§ **Document passage**

⁂

Late-loading banners and modals. If the onboarding tool shows a banner or modal after the page has settled, the content below it shifts down. This is the most common CLS contribution from SaaS onboarding tools, and it's the hardest to prevent because the timing depends on the vendor's configuration fetch, not your render cycle.

The compound effect: all three metrics at once

The real damage isn't any single metric. It's the compound effect across all three, because Google requires you to pass all three CWV simultaneously.

Consider a realistic scenario: a user on a mid-range Android device, 4G connection, visiting your SaaS dashboard for the first time.

1. LCP: Your dashboard hero renders at 2.3s (passing). The onboarding SDK adds 150ms of bandwidth contention and parse time. LCP moves to 2.45s. Still passing, barely.
2. INP: The user clicks a nav item. Your app handles it in 140ms. The onboarding tool's DOM observer adds 80ms. Total: 220ms. That's above the 200ms "Good" threshold.

⁂

§ **Problems**
[A] In the Core Web Vitals passage, what is the total INP once the onboarding tool's DOM observer is added to the click handling?
[B] Pick up the passage on onboarding tools and Core Web Vitals after its last sentence and extend it.
These lines have no connection to the passage on onboarding tools and Core Web Vitals.

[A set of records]
⁂

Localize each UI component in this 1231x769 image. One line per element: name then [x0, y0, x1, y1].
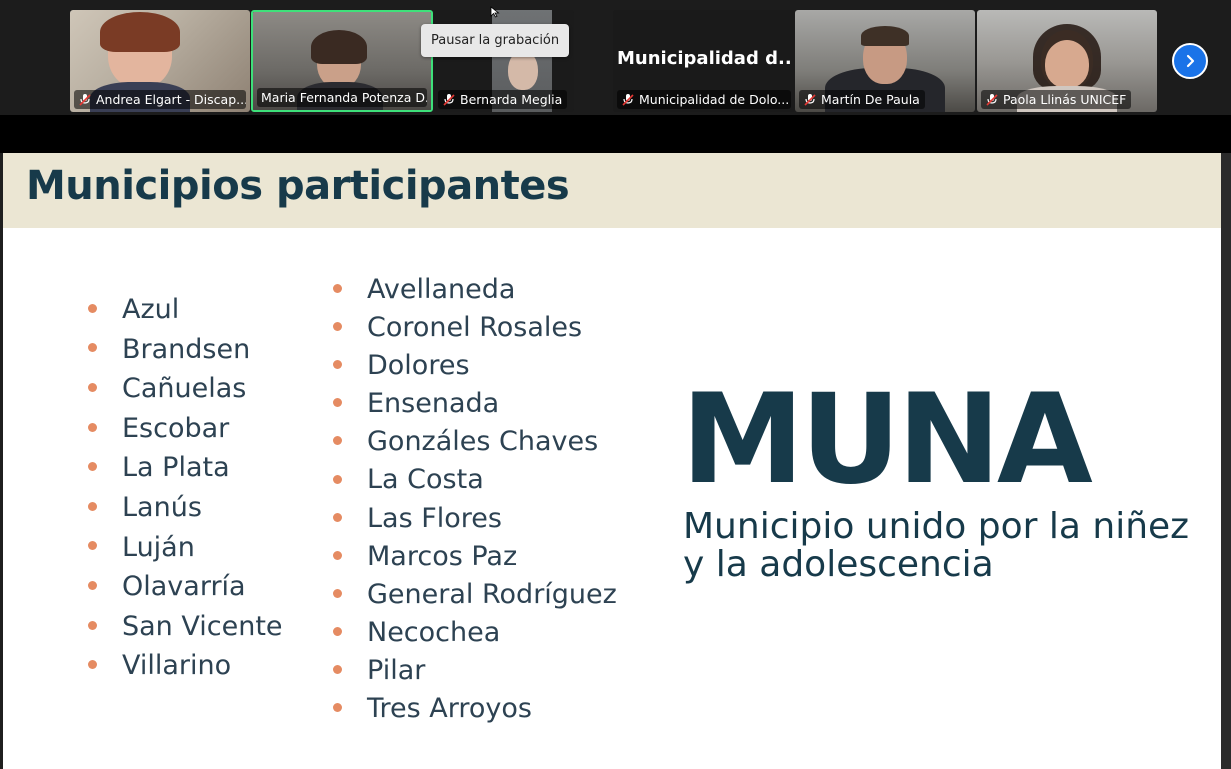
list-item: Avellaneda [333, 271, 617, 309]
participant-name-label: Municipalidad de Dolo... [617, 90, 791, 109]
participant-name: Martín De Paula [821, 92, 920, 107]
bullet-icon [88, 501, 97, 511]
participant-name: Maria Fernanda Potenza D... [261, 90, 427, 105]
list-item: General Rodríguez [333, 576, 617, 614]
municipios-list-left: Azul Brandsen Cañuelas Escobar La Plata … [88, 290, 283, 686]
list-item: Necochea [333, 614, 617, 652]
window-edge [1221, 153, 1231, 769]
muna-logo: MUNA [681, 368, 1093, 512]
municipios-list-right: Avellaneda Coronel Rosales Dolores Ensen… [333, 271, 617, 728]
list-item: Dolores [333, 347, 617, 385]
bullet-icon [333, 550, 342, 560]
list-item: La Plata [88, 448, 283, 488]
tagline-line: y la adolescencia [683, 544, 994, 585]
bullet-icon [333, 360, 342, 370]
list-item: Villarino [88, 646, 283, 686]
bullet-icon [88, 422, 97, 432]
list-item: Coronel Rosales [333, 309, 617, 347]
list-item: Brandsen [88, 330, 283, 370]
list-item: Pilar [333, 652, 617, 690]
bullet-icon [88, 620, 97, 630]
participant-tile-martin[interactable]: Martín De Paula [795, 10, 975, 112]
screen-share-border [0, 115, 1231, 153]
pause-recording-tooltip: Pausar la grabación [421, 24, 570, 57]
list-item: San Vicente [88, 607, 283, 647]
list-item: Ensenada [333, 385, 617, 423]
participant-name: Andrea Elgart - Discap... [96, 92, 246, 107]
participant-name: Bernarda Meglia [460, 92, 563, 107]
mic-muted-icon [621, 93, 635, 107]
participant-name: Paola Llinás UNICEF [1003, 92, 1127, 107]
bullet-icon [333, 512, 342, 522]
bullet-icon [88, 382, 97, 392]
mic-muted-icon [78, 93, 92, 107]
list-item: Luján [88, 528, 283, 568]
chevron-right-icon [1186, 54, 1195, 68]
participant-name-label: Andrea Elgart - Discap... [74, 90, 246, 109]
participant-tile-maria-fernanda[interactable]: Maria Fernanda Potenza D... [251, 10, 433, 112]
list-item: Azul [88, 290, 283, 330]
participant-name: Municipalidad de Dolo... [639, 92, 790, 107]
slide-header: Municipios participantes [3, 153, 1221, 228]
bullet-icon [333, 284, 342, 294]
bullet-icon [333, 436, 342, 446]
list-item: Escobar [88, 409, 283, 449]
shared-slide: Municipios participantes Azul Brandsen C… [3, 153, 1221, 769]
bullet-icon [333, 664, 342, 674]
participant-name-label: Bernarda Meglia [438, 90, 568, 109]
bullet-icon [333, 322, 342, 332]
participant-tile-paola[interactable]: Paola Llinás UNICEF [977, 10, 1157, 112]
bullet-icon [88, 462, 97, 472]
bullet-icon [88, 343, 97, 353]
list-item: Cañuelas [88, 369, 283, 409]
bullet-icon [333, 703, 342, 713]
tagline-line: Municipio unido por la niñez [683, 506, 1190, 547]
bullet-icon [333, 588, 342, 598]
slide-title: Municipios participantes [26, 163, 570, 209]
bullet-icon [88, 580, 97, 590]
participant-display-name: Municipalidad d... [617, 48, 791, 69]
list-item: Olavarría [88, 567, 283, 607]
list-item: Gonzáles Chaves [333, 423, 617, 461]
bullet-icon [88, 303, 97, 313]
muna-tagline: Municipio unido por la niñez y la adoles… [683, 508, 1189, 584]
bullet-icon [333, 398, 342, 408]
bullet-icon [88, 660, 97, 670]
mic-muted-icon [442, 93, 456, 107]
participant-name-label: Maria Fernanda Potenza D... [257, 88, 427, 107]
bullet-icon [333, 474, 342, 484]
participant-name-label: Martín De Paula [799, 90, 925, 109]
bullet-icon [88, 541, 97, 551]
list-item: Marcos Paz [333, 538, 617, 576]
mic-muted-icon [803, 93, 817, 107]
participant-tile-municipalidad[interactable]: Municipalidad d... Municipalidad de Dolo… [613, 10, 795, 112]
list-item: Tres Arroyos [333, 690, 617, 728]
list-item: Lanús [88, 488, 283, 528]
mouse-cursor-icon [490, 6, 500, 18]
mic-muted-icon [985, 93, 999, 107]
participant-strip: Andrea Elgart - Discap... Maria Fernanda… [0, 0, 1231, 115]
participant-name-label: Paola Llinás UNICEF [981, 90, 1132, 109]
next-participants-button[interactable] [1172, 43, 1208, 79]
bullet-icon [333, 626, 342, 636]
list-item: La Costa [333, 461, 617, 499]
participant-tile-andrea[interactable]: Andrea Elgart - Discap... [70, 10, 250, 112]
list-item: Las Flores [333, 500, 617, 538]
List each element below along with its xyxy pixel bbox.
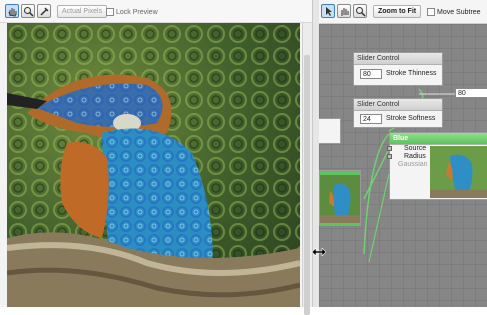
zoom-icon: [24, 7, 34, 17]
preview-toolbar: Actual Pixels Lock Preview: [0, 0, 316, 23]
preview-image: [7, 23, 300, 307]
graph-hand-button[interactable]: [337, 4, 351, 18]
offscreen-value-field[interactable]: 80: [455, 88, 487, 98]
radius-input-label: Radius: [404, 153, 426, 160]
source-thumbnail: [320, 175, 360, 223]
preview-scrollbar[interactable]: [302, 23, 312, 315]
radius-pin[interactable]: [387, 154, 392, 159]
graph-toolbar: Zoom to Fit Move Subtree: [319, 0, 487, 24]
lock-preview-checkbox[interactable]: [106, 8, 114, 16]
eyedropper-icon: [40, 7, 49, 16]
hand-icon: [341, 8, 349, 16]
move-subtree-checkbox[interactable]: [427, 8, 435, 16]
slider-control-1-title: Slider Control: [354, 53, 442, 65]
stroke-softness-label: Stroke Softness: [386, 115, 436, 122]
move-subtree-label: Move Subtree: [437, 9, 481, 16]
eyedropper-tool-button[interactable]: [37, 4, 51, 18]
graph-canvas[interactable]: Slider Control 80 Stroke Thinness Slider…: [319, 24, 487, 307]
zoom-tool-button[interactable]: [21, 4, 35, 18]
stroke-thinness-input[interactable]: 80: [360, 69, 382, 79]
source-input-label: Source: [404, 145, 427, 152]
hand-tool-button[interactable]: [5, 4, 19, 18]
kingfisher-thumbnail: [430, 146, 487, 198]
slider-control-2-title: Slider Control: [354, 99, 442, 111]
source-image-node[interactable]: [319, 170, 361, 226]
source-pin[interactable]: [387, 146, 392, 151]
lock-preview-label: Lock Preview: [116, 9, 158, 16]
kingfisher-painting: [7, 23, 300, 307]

⁂

§ **Answers per task**
[A] 220ms, which is above the 200ms "Good" threshold.

[B]
3. CLS: The onboarding tool shows a welcome modal 1.5s after load. The modal pushes the dashboard content down by 12px. CLS score: 0.04. Fine in isolation.

Your page passed LCP and CLS but failed INP. One failure means the entire page fails Core Web Vitals. And because Google evaluates the 75th percentile, this scenario doesn't need to happen to every user — just to 26% of them.

The 2025 Web Almanac reports a mobile median TBT of 1,916ms, nearly 10x the 200ms target. Most mobile pages are already close to failing. The onboarding tool is the thing that pushes them over.

Measure it yourself: a 20-minute field test

Lab tools like Lighthouse won't catch field-level CWV problems from async third-party scripts. You need real-user data. Here's how to get it without waiting 28 days for CrUX to accumulate.

Method 1: web-vitals library (instant field data)

import { onLCP, onINP, onCLS } from 'web-vitals';

// Log CWV to your analytics
onLCP(console.log);
onINP(console.log);
onCLS(console.log);

// To compare: temporarily disable the onboarding script
// and measure the same pages for the same user segments

The web-vitals library from Google captures the exact same data that CrUX collects. Deploy it, gather 48 hours of data with the onboarding tool enabled, then 48 hours with it disabled. Compare the 75th percentile values.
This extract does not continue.